WORK INSTRUCTIONS: Look through the listing and locate every line containing the word "выполненных"; copy those lines.

INPUT DATA:
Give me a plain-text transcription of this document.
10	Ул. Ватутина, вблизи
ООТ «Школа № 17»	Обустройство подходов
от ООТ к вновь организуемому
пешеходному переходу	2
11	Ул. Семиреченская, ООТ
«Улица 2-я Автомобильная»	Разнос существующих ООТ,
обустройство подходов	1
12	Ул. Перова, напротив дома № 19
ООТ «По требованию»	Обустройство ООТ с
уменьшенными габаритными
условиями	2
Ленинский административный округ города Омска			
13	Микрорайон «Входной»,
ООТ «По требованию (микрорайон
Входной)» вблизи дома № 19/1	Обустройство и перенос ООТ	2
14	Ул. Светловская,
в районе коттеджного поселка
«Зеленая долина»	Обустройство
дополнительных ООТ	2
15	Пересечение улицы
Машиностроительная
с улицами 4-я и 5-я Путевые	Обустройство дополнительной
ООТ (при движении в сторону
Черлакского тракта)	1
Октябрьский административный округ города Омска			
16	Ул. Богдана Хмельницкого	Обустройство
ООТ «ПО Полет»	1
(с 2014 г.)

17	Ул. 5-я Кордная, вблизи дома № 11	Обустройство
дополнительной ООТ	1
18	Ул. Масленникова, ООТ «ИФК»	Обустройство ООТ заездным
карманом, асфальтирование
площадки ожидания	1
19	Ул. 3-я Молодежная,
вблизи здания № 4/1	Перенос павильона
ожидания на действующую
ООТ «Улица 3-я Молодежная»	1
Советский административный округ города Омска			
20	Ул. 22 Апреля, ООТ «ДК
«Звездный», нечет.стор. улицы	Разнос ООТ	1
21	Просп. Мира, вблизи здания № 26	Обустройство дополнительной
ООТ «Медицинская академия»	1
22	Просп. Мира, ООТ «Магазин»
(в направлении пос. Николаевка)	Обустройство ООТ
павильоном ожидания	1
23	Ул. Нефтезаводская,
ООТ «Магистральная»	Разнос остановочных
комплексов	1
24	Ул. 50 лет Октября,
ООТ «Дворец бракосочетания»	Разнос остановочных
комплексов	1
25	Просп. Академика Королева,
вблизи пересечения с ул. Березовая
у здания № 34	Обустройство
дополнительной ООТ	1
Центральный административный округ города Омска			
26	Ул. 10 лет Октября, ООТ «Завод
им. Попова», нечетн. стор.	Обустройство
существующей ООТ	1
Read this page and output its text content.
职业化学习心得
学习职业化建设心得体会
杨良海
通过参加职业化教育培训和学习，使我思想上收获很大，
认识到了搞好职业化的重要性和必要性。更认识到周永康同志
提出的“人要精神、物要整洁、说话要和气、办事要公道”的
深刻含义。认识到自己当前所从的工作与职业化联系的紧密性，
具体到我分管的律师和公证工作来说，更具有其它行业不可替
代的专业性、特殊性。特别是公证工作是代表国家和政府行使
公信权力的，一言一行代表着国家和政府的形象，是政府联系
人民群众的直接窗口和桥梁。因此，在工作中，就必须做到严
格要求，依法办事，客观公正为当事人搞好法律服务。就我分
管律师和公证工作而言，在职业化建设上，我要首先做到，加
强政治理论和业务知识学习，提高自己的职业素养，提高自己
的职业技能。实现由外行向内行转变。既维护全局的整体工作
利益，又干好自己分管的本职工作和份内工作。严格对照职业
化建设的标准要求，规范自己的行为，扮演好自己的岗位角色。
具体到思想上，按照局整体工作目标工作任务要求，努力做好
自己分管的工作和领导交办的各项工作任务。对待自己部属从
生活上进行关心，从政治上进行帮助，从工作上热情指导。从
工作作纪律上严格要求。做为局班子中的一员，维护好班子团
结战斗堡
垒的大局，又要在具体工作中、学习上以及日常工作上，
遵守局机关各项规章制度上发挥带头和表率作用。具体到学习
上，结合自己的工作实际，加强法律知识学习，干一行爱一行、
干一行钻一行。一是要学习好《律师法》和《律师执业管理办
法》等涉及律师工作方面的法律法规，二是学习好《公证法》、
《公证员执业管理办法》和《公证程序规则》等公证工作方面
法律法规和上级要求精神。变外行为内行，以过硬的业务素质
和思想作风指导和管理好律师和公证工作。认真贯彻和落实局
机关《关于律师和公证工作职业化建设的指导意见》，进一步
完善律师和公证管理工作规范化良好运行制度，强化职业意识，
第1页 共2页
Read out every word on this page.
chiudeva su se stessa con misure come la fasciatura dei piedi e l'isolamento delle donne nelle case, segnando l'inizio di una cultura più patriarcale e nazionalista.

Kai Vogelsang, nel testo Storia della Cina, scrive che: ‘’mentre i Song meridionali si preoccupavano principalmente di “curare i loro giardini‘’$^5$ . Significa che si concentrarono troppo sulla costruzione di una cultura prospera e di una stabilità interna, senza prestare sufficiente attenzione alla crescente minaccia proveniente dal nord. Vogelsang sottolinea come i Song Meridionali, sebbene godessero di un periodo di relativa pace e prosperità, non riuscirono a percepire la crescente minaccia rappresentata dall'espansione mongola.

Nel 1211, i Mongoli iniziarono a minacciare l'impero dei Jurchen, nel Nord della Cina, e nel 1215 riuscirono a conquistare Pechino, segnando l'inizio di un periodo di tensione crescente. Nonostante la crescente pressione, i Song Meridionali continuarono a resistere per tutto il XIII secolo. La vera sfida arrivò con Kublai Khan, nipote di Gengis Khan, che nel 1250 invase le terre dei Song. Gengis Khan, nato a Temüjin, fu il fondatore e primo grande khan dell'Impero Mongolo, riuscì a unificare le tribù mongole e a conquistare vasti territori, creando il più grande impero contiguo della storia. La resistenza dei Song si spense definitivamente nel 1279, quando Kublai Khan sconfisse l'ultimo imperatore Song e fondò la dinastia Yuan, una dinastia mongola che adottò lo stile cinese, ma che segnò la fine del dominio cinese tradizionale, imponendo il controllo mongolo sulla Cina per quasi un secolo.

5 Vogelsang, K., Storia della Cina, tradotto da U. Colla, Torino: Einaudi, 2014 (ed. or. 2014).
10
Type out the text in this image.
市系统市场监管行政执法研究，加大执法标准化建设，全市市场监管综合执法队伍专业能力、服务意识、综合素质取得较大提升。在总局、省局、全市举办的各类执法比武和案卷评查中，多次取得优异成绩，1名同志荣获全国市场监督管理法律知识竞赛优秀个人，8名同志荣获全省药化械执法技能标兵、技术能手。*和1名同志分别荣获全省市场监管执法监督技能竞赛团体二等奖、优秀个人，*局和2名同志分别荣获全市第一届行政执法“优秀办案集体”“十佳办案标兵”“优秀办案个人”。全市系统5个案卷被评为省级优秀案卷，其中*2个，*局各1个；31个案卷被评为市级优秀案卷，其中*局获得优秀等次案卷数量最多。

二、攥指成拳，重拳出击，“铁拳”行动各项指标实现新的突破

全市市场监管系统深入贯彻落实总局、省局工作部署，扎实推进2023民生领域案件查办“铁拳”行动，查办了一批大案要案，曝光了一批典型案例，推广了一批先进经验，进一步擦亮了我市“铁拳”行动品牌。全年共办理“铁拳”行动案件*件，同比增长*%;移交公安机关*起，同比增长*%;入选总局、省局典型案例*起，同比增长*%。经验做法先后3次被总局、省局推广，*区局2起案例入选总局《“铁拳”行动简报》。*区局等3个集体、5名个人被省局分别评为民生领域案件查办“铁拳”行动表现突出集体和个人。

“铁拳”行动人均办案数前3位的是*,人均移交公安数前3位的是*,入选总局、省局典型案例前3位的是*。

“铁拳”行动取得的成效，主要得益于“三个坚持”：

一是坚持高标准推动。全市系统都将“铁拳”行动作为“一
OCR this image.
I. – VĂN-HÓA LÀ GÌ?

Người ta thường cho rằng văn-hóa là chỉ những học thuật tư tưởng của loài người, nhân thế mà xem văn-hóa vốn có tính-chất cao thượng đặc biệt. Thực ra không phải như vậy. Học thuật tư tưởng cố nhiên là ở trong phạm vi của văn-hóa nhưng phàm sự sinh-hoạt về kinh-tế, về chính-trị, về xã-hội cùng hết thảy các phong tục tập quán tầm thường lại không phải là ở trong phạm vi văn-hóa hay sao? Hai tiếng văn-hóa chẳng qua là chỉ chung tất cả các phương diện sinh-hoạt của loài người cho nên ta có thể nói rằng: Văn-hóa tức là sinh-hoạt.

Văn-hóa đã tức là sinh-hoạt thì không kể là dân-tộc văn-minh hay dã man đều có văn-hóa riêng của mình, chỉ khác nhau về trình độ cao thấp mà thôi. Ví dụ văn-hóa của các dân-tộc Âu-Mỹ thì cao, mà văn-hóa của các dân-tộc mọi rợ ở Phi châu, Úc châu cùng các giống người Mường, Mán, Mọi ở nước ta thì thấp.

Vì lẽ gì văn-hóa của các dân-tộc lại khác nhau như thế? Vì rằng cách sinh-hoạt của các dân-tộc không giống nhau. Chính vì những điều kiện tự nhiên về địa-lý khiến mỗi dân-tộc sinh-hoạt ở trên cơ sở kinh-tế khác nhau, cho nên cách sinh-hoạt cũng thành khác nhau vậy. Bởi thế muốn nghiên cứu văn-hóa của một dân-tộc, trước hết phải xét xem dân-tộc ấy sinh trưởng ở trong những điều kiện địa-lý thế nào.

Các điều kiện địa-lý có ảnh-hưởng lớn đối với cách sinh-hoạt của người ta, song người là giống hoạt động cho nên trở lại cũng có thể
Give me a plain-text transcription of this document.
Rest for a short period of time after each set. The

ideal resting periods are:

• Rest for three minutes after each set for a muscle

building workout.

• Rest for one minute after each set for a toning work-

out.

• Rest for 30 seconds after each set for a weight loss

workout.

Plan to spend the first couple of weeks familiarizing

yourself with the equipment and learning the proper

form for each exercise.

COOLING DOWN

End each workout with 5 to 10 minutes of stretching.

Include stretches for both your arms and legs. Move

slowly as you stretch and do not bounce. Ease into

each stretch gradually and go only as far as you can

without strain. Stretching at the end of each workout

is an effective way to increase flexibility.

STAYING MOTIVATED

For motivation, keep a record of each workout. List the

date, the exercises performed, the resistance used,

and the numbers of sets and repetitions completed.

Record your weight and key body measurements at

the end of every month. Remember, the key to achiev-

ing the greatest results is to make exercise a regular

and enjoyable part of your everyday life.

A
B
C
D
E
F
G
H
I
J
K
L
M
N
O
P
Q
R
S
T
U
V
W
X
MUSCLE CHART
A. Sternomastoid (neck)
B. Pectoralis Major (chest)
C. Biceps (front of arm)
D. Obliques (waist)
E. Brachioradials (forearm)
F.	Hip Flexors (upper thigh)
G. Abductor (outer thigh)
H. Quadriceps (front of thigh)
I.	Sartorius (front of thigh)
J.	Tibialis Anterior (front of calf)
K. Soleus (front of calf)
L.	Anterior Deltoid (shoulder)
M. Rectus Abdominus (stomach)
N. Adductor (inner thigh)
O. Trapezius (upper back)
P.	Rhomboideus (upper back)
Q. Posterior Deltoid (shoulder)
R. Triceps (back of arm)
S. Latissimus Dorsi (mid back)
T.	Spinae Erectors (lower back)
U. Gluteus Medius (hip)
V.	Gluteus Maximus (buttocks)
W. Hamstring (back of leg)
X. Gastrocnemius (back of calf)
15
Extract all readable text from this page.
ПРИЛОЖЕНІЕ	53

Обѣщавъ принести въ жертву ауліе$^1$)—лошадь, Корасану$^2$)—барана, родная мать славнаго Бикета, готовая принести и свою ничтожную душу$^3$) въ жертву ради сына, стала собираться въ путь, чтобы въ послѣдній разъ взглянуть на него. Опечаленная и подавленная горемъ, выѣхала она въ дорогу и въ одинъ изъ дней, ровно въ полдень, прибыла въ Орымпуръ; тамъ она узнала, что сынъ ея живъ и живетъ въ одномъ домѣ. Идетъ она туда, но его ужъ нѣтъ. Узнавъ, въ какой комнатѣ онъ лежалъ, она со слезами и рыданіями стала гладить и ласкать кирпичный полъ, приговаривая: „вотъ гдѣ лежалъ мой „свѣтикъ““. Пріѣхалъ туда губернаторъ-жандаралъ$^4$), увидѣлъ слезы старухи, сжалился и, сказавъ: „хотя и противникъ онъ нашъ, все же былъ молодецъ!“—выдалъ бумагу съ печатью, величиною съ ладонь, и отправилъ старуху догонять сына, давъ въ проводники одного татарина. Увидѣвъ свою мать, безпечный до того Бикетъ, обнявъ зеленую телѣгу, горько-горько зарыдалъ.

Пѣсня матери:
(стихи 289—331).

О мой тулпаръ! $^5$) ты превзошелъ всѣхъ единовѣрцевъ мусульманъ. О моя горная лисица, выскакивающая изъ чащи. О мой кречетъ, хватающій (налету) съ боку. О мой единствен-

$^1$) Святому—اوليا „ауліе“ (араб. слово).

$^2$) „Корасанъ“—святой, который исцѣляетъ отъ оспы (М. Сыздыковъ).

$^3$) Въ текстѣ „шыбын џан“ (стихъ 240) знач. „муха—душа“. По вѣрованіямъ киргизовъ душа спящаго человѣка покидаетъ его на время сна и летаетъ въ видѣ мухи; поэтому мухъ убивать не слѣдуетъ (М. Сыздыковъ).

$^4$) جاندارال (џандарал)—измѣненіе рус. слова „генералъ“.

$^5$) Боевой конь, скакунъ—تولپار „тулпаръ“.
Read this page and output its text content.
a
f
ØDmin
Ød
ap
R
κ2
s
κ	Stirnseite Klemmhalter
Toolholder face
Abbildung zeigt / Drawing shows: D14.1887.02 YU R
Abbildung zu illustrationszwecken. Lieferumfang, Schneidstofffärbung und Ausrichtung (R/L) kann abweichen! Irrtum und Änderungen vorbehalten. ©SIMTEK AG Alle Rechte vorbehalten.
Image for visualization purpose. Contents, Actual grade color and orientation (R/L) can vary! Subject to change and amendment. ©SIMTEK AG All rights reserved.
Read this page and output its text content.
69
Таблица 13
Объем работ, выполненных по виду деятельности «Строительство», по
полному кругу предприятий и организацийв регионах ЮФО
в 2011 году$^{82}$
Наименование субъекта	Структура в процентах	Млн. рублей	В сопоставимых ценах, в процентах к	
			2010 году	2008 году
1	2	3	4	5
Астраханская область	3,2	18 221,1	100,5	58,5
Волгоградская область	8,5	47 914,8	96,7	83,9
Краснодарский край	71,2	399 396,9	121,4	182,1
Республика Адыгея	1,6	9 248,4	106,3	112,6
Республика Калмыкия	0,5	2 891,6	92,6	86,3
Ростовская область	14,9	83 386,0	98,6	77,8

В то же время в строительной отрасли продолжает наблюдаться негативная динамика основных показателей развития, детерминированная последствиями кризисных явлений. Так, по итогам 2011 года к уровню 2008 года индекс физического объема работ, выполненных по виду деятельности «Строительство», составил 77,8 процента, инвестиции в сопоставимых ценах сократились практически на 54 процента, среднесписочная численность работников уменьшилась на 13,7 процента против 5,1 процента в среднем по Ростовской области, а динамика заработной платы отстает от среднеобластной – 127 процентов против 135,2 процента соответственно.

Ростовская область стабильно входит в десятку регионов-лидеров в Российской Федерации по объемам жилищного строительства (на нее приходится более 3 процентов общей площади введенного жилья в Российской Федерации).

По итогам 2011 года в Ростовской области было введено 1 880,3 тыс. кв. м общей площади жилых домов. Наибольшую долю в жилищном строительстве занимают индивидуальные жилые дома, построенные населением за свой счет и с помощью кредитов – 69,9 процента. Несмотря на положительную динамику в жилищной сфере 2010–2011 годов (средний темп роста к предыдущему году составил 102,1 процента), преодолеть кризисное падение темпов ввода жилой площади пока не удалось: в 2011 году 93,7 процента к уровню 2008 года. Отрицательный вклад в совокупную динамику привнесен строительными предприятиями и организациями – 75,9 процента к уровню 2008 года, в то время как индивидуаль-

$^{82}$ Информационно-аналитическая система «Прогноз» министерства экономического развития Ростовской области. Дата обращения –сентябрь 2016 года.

OUTPUT OF THE EXERCISE:
Объем работ, выполненных по виду деятельности «Строительство», по
В то же время в строительной отрасли продолжает наблюдаться негативная динамика основных показателей развития, детерминированная последствиями кризисных явлений. Так, по итогам 2011 года к уровню 2008 года индекс физического объема работ, выполненных по виду деятельности «Строительство», составил 77,8 процента, инвестиции в сопоставимых ценах сократились практически на 54 процента, среднесписочная численность работников уменьшилась на 13,7 процента против 5,1 процента в среднем по Ростовской области, а динамика заработной платы отстает от среднеобластной – 127 процентов против 135,2 процента соответственно.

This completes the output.